§ WHAT YOU SHOULD DO
All entries must be repeated exactly; do not include the pictures.
* begin DATASET RECORDS *
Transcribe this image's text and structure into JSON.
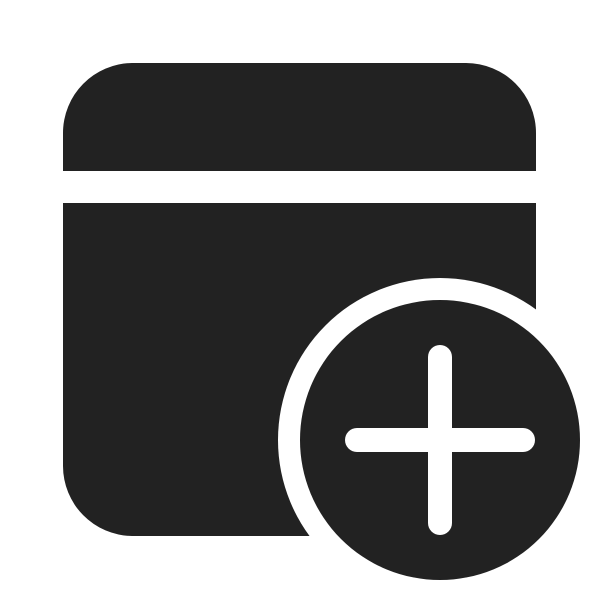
{
  "icon": {
    "name": "calendar-add-icon",
    "fill_color": "#222222",
    "background_color": "#ffffff"
  }
}
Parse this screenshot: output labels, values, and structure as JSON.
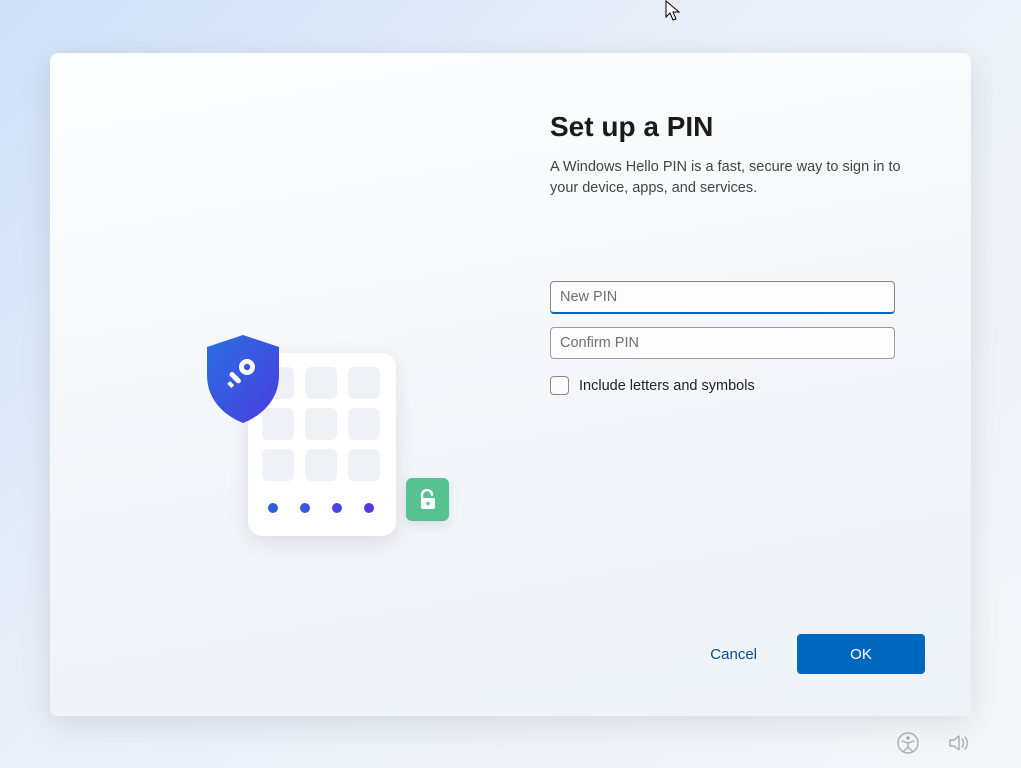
* end DATASET RECORDS *
§ SOLUTION FOR THIS EXERCISE
Transcribe this image's text and structure into JSON.
{
  "icon": {
    "name": "calendar-add-icon",
    "fill_color": "#222222",
    "background_color": "#ffffff"
  }
}
Parse this screenshot: output labels, values, and structure as JSON.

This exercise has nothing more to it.